→ **Task statement**:
Restate the complete material exactly.

→ **Stored rows**:

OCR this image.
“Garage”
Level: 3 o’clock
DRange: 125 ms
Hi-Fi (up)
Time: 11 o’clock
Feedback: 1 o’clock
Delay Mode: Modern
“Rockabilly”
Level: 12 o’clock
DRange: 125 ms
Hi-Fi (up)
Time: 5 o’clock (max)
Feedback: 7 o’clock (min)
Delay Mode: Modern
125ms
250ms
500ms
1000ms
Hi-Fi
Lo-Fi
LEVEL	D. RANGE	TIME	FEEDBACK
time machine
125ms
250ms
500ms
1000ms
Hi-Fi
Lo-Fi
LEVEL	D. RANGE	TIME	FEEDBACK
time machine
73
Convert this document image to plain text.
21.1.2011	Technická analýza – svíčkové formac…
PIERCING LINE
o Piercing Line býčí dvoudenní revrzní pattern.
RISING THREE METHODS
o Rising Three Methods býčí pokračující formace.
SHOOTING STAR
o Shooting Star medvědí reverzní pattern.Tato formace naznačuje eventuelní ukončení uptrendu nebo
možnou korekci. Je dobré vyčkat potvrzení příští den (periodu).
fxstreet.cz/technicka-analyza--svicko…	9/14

→ **Result for this task**:
OCR this image.
“Garage”
Level: 3 o’clock
DRange: 125 ms
Hi-Fi (up)
Time: 11 o’clock
Feedback: 1 o’clock
Delay Mode: Modern
“Rockabilly”
Level: 12 o’clock
DRange: 125 ms
Hi-Fi (up)
Time: 5 o’clock (max)
Feedback: 7 o’clock (min)
Delay Mode: Modern
125ms
250ms
500ms
1000ms
Hi-Fi
Lo-Fi
LEVEL	D. RANGE	TIME	FEEDBACK
time machine
125ms
250ms
500ms
1000ms
Hi-Fi
Lo-Fi
LEVEL	D. RANGE	TIME	FEEDBACK
time machine
73
Convert this document image to plain text.
21.1.2011	Technická analýza – svíčkové formac…
PIERCING LINE
o Piercing Line býčí dvoudenní revrzní pattern.
RISING THREE METHODS
o Rising Three Methods býčí pokračující formace.
SHOOTING STAR
o Shooting Star medvědí reverzní pattern.Tato formace naznačuje eventuelní ukončení uptrendu nebo
možnou korekci. Je dobré vyčkat potvrzení příští den (periodu).
fxstreet.cz/technicka-analyza--svicko…	9/14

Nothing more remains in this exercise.